Records from a collection:
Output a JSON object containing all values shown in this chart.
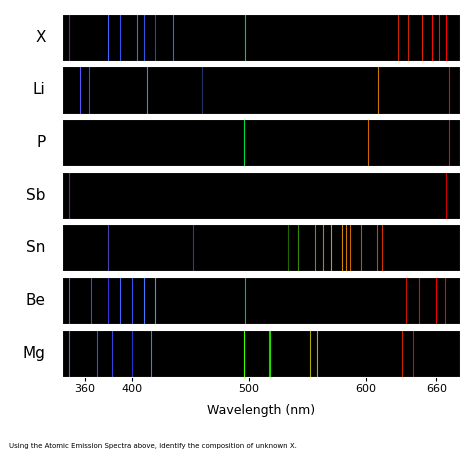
{
  "xlabel": "Wavelength (nm)",
  "caption": "Using the Atomic Emission Spectra above, identify the composition of unknown X.",
  "x_min": 340,
  "x_max": 680,
  "elements": [
    "X",
    "Li",
    "P",
    "Sb",
    "Sn",
    "Be",
    "Mg"
  ],
  "xticks": [
    360,
    400,
    500,
    600,
    660
  ],
  "spectra": {
    "X": [
      {
        "wl": 346,
        "color": "#9400D3"
      },
      {
        "wl": 380,
        "color": "#4466ff"
      },
      {
        "wl": 390,
        "color": "#3355ee"
      },
      {
        "wl": 404,
        "color": "#4466ff"
      },
      {
        "wl": 410,
        "color": "#3355dd"
      },
      {
        "wl": 420,
        "color": "#2244cc"
      },
      {
        "wl": 435,
        "color": "#3366ff"
      },
      {
        "wl": 497,
        "color": "#00cc44"
      },
      {
        "wl": 627,
        "color": "#cc2200"
      },
      {
        "wl": 636,
        "color": "#cc2200"
      },
      {
        "wl": 648,
        "color": "#dd2200"
      },
      {
        "wl": 656,
        "color": "#ee1100"
      },
      {
        "wl": 662,
        "color": "#ee1100"
      },
      {
        "wl": 668,
        "color": "#ff0000"
      }
    ],
    "Li": [
      {
        "wl": 356,
        "color": "#5555ff"
      },
      {
        "wl": 363,
        "color": "#4444ee"
      },
      {
        "wl": 413,
        "color": "#5577ff"
      },
      {
        "wl": 460,
        "color": "#223366"
      },
      {
        "wl": 610,
        "color": "#cc7700"
      },
      {
        "wl": 671,
        "color": "#ff0000"
      }
    ],
    "P": [
      {
        "wl": 496,
        "color": "#00dd44"
      },
      {
        "wl": 602,
        "color": "#cc6600"
      },
      {
        "wl": 671,
        "color": "#ff0000"
      }
    ],
    "Sb": [
      {
        "wl": 346,
        "color": "#9400D3"
      },
      {
        "wl": 668,
        "color": "#cc0000"
      }
    ],
    "Sn": [
      {
        "wl": 380,
        "color": "#4444aa"
      },
      {
        "wl": 452,
        "color": "#224488"
      },
      {
        "wl": 533,
        "color": "#226600"
      },
      {
        "wl": 542,
        "color": "#338800"
      },
      {
        "wl": 556,
        "color": "#888800"
      },
      {
        "wl": 563,
        "color": "#aa8800"
      },
      {
        "wl": 570,
        "color": "#cc9900"
      },
      {
        "wl": 579,
        "color": "#cc8800"
      },
      {
        "wl": 583,
        "color": "#cc7700"
      },
      {
        "wl": 586,
        "color": "#cc6600"
      },
      {
        "wl": 596,
        "color": "#bb5500"
      },
      {
        "wl": 609,
        "color": "#cc4400"
      },
      {
        "wl": 614,
        "color": "#cc3300"
      }
    ],
    "Be": [
      {
        "wl": 346,
        "color": "#5555ff"
      },
      {
        "wl": 365,
        "color": "#4444ee"
      },
      {
        "wl": 380,
        "color": "#3333dd"
      },
      {
        "wl": 390,
        "color": "#4466ff"
      },
      {
        "wl": 400,
        "color": "#3355ee"
      },
      {
        "wl": 410,
        "color": "#4477ff"
      },
      {
        "wl": 420,
        "color": "#5588ff"
      },
      {
        "wl": 497,
        "color": "#00bb55"
      },
      {
        "wl": 634,
        "color": "#cc1100"
      },
      {
        "wl": 645,
        "color": "#dd1100"
      },
      {
        "wl": 660,
        "color": "#ee0000"
      },
      {
        "wl": 667,
        "color": "#ff0000"
      }
    ],
    "Mg": [
      {
        "wl": 346,
        "color": "#4466ff"
      },
      {
        "wl": 370,
        "color": "#3355ee"
      },
      {
        "wl": 383,
        "color": "#3344dd"
      },
      {
        "wl": 400,
        "color": "#2233cc"
      },
      {
        "wl": 416,
        "color": "#4477ff"
      },
      {
        "wl": 496,
        "color": "#44ff00"
      },
      {
        "wl": 517,
        "color": "#22cc00"
      },
      {
        "wl": 518,
        "color": "#22dd00"
      },
      {
        "wl": 552,
        "color": "#aaaa00"
      },
      {
        "wl": 558,
        "color": "#bbaa00"
      },
      {
        "wl": 631,
        "color": "#cc2200"
      },
      {
        "wl": 640,
        "color": "#cc1100"
      }
    ]
  }
}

> Task objective:
Write out the material above once more, exactly as it reads, with no pictures.

> Complete answer:
Output a JSON object containing all values shown in this chart.
{
  "xlabel": "Wavelength (nm)",
  "caption": "Using the Atomic Emission Spectra above, identify the composition of unknown X.",
  "x_min": 340,
  "x_max": 680,
  "elements": [
    "X",
    "Li",
    "P",
    "Sb",
    "Sn",
    "Be",
    "Mg"
  ],
  "xticks": [
    360,
    400,
    500,
    600,
    660
  ],
  "spectra": {
    "X": [
      {
        "wl": 346,
        "color": "#9400D3"
      },
      {
        "wl": 380,
        "color": "#4466ff"
      },
      {
        "wl": 390,
        "color": "#3355ee"
      },
      {
        "wl": 404,
        "color": "#4466ff"
      },
      {
        "wl": 410,
        "color": "#3355dd"
      },
      {
        "wl": 420,
        "color": "#2244cc"
      },
      {
        "wl": 435,
        "color": "#3366ff"
      },
      {
        "wl": 497,
        "color": "#00cc44"
      },
      {
        "wl": 627,
        "color": "#cc2200"
      },
      {
        "wl": 636,
        "color": "#cc2200"
      },
      {
        "wl": 648,
        "color": "#dd2200"
      },
      {
        "wl": 656,
        "color": "#ee1100"
      },
      {
        "wl": 662,
        "color": "#ee1100"
      },
      {
        "wl": 668,
        "color": "#ff0000"
      }
    ],
    "Li": [
      {
        "wl": 356,
        "color": "#5555ff"
      },
      {
        "wl": 363,
        "color": "#4444ee"
      },
      {
        "wl": 413,
        "color": "#5577ff"
      },
      {
        "wl": 460,
        "color": "#223366"
      },
      {
        "wl": 610,
        "color": "#cc7700"
      },
      {
        "wl": 671,
        "color": "#ff0000"
      }
    ],
    "P": [
      {
        "wl": 496,
        "color": "#00dd44"
      },
      {
        "wl": 602,
        "color": "#cc6600"
      },
      {
        "wl": 671,
        "color": "#ff0000"
      }
    ],
    "Sb": [
      {
        "wl": 346,
        "color": "#9400D3"
      },
      {
        "wl": 668,
        "color": "#cc0000"
      }
    ],
    "Sn": [
      {
        "wl": 380,
        "color": "#4444aa"
      },
      {
        "wl": 452,
        "color": "#224488"
      },
      {
        "wl": 533,
        "color": "#226600"
      },
      {
        "wl": 542,
        "color": "#338800"
      },
      {
        "wl": 556,
        "color": "#888800"
      },
      {
        "wl": 563,
        "color": "#aa8800"
      },
      {
        "wl": 570,
        "color": "#cc9900"
      },
      {
        "wl": 579,
        "color": "#cc8800"
      },
      {
        "wl": 583,
        "color": "#cc7700"
      },
      {
        "wl": 586,
        "color": "#cc6600"
      },
      {
        "wl": 596,
        "color": "#bb5500"
      },
      {
        "wl": 609,
        "color": "#cc4400"
      },
      {
        "wl": 614,
        "color": "#cc3300"
      }
    ],
    "Be": [
      {
        "wl": 346,
        "color": "#5555ff"
      },
      {
        "wl": 365,
        "color": "#4444ee"
      },
      {
        "wl": 380,
        "color": "#3333dd"
      },
      {
        "wl": 390,
        "color": "#4466ff"
      },
      {
        "wl": 400,
        "color": "#3355ee"
      },
      {
        "wl": 410,
        "color": "#4477ff"
      },
      {
        "wl": 420,
        "color": "#5588ff"
      },
      {
        "wl": 497,
        "color": "#00bb55"
      },
      {
        "wl": 634,
        "color": "#cc1100"
      },
      {
        "wl": 645,
        "color": "#dd1100"
      },
      {
        "wl": 660,
        "color": "#ee0000"
      },
      {
        "wl": 667,
        "color": "#ff0000"
      }
    ],
    "Mg": [
      {
        "wl": 346,
        "color": "#4466ff"
      },
      {
        "wl": 370,
        "color": "#3355ee"
      },
      {
        "wl": 383,
        "color": "#3344dd"
      },
      {
        "wl": 400,
        "color": "#2233cc"
      },
      {
        "wl": 416,
        "color": "#4477ff"
      },
      {
        "wl": 496,
        "color": "#44ff00"
      },
      {
        "wl": 517,
        "color": "#22cc00"
      },
      {
        "wl": 518,
        "color": "#22dd00"
      },
      {
        "wl": 552,
        "color": "#aaaa00"
      },
      {
        "wl": 558,
        "color": "#bbaa00"
      },
      {
        "wl": 631,
        "color": "#cc2200"
      },
      {
        "wl": 640,
        "color": "#cc1100"
      }
    ]
  }
}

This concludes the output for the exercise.